> **DATA ENTRIES**:
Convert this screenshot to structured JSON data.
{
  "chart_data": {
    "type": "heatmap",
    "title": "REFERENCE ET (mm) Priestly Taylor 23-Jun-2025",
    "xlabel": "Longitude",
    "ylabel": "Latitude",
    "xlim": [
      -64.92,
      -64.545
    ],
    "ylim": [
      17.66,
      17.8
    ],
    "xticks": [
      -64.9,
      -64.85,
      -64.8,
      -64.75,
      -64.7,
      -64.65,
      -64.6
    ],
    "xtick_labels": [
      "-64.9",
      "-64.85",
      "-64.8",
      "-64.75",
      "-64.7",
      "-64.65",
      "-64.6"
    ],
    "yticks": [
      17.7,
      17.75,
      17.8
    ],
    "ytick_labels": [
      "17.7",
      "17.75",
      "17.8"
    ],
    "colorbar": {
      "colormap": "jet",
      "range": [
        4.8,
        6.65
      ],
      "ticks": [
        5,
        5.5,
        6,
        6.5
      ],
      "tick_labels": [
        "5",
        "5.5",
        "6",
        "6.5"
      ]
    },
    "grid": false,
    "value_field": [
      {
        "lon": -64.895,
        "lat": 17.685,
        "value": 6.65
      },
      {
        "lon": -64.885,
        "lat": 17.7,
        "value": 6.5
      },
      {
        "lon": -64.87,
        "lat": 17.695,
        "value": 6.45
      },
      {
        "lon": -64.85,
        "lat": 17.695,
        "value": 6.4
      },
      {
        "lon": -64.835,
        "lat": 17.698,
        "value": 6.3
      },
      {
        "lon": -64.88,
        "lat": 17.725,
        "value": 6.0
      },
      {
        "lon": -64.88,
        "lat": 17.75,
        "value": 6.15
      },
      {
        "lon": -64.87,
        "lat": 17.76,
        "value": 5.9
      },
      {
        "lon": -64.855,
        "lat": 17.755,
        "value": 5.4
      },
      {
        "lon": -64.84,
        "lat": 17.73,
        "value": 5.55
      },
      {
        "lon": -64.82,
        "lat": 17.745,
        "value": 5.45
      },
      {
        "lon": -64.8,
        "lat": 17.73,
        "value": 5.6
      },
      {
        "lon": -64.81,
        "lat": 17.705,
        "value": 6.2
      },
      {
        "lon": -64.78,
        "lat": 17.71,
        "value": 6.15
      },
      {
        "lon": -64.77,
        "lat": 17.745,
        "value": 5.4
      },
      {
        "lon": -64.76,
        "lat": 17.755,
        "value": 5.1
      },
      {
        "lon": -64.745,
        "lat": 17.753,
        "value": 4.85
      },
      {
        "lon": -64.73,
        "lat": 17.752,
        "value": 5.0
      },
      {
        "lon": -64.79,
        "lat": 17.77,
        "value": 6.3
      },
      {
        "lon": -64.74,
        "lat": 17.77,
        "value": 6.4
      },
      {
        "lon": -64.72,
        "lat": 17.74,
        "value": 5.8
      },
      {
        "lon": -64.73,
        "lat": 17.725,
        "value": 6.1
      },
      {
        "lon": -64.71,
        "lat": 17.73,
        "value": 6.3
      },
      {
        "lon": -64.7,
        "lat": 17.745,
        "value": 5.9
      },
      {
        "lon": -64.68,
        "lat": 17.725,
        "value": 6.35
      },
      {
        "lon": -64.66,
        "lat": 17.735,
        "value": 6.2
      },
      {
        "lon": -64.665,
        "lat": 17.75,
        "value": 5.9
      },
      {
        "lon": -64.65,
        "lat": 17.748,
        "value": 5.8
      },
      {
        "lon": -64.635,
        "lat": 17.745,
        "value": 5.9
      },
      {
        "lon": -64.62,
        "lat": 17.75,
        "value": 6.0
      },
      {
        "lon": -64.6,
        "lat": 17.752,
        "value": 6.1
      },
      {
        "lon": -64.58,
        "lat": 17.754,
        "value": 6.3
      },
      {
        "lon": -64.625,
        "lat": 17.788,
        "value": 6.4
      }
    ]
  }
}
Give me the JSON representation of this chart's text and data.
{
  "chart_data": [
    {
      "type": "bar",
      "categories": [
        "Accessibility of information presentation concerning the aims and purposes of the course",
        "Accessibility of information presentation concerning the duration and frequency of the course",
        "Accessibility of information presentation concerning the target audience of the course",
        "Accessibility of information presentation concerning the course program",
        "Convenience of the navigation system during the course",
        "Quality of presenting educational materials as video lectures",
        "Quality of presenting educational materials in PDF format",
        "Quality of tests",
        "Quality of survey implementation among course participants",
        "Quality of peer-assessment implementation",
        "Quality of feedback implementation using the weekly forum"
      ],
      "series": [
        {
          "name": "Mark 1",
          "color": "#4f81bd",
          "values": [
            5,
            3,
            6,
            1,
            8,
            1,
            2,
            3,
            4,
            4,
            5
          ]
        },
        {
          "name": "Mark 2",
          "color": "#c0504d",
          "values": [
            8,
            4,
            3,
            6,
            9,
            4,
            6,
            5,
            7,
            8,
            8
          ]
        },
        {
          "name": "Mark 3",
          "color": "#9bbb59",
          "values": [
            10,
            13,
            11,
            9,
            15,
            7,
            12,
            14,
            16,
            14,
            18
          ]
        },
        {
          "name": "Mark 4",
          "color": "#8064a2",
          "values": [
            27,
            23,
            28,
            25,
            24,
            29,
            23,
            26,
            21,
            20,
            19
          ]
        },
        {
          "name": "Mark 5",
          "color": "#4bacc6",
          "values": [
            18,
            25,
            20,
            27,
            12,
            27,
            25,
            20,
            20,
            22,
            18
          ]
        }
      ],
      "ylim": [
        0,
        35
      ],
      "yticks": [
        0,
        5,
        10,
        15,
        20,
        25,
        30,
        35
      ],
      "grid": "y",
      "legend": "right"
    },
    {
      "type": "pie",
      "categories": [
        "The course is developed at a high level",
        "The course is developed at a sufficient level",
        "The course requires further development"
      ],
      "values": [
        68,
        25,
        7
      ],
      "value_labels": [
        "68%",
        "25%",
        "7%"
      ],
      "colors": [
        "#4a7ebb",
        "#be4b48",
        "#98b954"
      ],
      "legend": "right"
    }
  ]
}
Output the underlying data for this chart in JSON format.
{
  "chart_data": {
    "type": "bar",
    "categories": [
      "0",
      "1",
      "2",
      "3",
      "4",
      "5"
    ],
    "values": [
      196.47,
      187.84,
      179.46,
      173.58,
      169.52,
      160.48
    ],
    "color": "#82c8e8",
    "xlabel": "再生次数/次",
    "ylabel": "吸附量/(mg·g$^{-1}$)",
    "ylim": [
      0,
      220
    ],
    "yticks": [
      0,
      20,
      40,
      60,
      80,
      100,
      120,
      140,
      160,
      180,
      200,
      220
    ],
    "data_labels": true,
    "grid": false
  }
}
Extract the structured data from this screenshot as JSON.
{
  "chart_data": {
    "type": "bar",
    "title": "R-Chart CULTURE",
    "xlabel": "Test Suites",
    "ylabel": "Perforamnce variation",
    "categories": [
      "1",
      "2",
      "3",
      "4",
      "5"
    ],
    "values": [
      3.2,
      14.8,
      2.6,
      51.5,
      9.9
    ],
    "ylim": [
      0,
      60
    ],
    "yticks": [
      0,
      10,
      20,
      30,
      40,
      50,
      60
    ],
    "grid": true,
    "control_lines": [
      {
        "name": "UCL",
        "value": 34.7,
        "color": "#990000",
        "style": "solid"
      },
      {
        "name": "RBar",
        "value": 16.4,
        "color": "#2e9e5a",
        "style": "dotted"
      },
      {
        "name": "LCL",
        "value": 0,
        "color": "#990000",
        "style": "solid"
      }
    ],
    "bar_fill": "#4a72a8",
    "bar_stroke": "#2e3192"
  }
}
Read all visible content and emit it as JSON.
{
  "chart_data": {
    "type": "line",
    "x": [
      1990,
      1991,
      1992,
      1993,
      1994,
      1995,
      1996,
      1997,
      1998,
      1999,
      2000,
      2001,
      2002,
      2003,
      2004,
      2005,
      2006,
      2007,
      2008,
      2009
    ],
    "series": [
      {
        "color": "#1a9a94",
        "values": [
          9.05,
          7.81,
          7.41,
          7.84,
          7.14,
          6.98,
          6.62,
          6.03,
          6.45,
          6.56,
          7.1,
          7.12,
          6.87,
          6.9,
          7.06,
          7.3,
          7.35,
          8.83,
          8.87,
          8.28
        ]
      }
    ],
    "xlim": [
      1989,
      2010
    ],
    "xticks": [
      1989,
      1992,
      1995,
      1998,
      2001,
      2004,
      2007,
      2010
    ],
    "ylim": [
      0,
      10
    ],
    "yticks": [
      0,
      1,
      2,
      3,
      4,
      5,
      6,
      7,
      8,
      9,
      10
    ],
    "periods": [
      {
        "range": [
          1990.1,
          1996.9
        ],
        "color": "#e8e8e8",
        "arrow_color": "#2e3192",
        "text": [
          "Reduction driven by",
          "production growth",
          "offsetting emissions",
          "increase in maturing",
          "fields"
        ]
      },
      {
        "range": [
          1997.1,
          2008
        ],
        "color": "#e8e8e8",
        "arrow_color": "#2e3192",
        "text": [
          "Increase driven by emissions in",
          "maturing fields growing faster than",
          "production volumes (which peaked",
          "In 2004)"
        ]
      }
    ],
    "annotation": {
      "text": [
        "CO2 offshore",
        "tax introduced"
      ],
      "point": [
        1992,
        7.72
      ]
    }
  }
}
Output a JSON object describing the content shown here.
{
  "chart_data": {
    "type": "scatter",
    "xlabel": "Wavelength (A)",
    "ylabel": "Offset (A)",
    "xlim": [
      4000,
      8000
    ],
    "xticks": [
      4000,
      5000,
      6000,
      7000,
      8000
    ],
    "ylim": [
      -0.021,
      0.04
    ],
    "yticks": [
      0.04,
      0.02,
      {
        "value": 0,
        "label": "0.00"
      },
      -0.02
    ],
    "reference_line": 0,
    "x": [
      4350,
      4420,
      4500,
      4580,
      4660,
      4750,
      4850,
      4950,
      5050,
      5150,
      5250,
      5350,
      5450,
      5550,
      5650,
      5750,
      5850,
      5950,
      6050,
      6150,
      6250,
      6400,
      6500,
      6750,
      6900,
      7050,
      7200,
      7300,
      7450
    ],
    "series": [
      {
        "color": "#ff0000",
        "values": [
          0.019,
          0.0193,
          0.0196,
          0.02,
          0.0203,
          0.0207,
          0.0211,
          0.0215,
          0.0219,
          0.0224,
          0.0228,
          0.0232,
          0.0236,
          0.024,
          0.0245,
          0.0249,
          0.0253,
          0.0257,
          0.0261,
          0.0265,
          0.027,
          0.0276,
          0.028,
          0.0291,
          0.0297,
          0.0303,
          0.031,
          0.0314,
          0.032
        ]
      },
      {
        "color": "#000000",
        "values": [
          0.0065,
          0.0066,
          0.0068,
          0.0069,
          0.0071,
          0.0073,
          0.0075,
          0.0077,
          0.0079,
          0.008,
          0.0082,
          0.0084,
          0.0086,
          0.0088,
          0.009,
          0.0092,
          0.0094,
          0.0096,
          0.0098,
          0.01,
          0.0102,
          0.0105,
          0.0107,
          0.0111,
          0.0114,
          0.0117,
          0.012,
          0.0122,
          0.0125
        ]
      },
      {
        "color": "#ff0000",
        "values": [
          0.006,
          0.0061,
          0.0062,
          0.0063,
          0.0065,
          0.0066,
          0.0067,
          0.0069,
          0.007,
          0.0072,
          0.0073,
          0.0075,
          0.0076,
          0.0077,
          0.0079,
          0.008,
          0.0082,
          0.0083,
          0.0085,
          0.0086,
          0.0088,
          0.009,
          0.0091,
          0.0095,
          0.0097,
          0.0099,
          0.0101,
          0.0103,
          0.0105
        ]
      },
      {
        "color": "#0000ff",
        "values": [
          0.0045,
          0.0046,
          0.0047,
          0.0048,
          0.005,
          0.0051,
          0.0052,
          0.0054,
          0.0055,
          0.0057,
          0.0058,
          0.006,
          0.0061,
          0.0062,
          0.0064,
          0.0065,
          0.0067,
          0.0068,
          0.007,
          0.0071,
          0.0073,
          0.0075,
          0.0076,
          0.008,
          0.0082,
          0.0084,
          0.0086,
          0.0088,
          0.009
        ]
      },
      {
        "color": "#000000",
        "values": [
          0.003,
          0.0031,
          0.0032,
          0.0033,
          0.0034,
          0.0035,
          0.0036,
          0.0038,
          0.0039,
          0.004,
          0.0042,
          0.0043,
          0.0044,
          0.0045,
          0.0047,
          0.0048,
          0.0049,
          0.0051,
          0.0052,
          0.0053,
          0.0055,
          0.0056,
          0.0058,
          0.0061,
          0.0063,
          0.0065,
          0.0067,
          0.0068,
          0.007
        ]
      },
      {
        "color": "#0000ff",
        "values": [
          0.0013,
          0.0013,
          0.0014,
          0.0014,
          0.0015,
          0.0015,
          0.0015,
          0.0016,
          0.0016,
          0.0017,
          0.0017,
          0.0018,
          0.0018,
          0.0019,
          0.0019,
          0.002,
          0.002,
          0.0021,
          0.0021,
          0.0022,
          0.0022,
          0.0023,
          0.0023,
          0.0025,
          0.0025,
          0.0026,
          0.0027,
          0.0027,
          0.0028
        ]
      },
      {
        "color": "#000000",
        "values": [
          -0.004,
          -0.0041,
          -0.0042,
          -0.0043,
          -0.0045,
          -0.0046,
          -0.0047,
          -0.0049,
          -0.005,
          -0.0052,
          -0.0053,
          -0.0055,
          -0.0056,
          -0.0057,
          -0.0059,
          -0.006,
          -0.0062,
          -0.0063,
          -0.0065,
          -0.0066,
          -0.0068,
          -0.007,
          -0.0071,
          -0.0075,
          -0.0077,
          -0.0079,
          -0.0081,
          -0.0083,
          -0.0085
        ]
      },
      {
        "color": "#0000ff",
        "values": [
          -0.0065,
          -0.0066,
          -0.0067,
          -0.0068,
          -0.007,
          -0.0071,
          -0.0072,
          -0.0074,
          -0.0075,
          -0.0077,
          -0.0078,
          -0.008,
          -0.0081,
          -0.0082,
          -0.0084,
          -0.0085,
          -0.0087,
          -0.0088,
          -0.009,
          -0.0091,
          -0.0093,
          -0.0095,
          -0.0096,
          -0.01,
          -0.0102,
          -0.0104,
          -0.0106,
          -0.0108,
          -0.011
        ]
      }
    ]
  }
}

> **TO BE DONE**:
Tell how many lines in the material above include the word "ylabel", giving the number only.

> **RESPONSE TO THE TASK**:
4